▸ **Records to use**

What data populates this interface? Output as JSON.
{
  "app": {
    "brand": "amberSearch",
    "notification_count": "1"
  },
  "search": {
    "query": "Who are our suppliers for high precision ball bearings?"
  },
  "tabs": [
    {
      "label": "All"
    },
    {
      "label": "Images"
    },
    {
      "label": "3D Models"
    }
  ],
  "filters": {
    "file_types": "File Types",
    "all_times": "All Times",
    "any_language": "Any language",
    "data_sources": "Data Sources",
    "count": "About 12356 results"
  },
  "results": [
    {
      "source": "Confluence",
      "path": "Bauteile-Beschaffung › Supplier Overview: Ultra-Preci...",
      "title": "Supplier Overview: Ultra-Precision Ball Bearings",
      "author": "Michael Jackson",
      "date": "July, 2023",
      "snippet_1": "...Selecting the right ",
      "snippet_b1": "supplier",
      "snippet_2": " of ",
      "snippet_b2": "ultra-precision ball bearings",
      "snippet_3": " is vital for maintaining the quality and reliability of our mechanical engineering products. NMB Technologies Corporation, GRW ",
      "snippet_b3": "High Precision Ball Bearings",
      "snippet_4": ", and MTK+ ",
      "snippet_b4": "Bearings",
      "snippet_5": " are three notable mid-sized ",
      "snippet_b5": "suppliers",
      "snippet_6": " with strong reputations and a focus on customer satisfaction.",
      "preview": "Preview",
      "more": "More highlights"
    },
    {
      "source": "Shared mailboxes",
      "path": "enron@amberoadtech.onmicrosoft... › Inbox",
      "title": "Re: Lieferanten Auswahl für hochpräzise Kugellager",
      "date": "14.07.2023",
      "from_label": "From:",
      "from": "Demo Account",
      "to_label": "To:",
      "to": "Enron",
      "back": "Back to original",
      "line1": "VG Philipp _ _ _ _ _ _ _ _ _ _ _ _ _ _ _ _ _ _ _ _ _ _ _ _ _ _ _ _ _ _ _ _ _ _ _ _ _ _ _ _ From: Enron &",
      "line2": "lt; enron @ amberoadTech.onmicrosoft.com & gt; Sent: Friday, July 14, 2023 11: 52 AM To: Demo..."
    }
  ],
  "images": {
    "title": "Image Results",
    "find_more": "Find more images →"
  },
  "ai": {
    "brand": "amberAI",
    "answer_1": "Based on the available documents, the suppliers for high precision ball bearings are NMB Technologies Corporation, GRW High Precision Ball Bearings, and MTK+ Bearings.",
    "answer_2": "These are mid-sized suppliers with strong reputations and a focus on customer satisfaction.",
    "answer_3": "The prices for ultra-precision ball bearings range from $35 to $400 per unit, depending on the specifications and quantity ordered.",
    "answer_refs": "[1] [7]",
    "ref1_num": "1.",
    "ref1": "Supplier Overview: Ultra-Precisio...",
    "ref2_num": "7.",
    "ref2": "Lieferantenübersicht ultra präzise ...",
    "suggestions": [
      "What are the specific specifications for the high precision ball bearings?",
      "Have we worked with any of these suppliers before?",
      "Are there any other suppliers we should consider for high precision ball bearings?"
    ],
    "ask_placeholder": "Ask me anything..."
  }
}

▸ **Aim**
Restate the records, all of them, precisely as written.

▸ **Task solution**
What data populates this interface? Output as JSON.
{
  "app": {
    "brand": "amberSearch",
    "notification_count": "1"
  },
  "search": {
    "query": "Who are our suppliers for high precision ball bearings?"
  },
  "tabs": [
    {
      "label": "All"
    },
    {
      "label": "Images"
    },
    {
      "label": "3D Models"
    }
  ],
  "filters": {
    "file_types": "File Types",
    "all_times": "All Times",
    "any_language": "Any language",
    "data_sources": "Data Sources",
    "count": "About 12356 results"
  },
  "results": [
    {
      "source": "Confluence",
      "path": "Bauteile-Beschaffung › Supplier Overview: Ultra-Preci...",
      "title": "Supplier Overview: Ultra-Precision Ball Bearings",
      "author": "Michael Jackson",
      "date": "July, 2023",
      "snippet_1": "...Selecting the right ",
      "snippet_b1": "supplier",
      "snippet_2": " of ",
      "snippet_b2": "ultra-precision ball bearings",
      "snippet_3": " is vital for maintaining the quality and reliability of our mechanical engineering products. NMB Technologies Corporation, GRW ",
      "snippet_b3": "High Precision Ball Bearings",
      "snippet_4": ", and MTK+ ",
      "snippet_b4": "Bearings",
      "snippet_5": " are three notable mid-sized ",
      "snippet_b5": "suppliers",
      "snippet_6": " with strong reputations and a focus on customer satisfaction.",
      "preview": "Preview",
      "more": "More highlights"
    },
    {
      "source": "Shared mailboxes",
      "path": "enron@amberoadtech.onmicrosoft... › Inbox",
      "title": "Re: Lieferanten Auswahl für hochpräzise Kugellager",
      "date": "14.07.2023",
      "from_label": "From:",
      "from": "Demo Account",
      "to_label": "To:",
      "to": "Enron",
      "back": "Back to original",
      "line1": "VG Philipp _ _ _ _ _ _ _ _ _ _ _ _ _ _ _ _ _ _ _ _ _ _ _ _ _ _ _ _ _ _ _ _ _ _ _ _ _ _ _ _ From: Enron &",
      "line2": "lt; enron @ amberoadTech.onmicrosoft.com & gt; Sent: Friday, July 14, 2023 11: 52 AM To: Demo..."
    }
  ],
  "images": {
    "title": "Image Results",
    "find_more": "Find more images →"
  },
  "ai": {
    "brand": "amberAI",
    "answer_1": "Based on the available documents, the suppliers for high precision ball bearings are NMB Technologies Corporation, GRW High Precision Ball Bearings, and MTK+ Bearings.",
    "answer_2": "These are mid-sized suppliers with strong reputations and a focus on customer satisfaction.",
    "answer_3": "The prices for ultra-precision ball bearings range from $35 to $400 per unit, depending on the specifications and quantity ordered.",
    "answer_refs": "[1] [7]",
    "ref1_num": "1.",
    "ref1": "Supplier Overview: Ultra-Precisio...",
    "ref2_num": "7.",
    "ref2": "Lieferantenübersicht ultra präzise ...",
    "suggestions": [
      "What are the specific specifications for the high precision ball bearings?",
      "Have we worked with any of these suppliers before?",
      "Are there any other suppliers we should consider for high precision ball bearings?"
    ],
    "ask_placeholder": "Ask me anything..."
  }
}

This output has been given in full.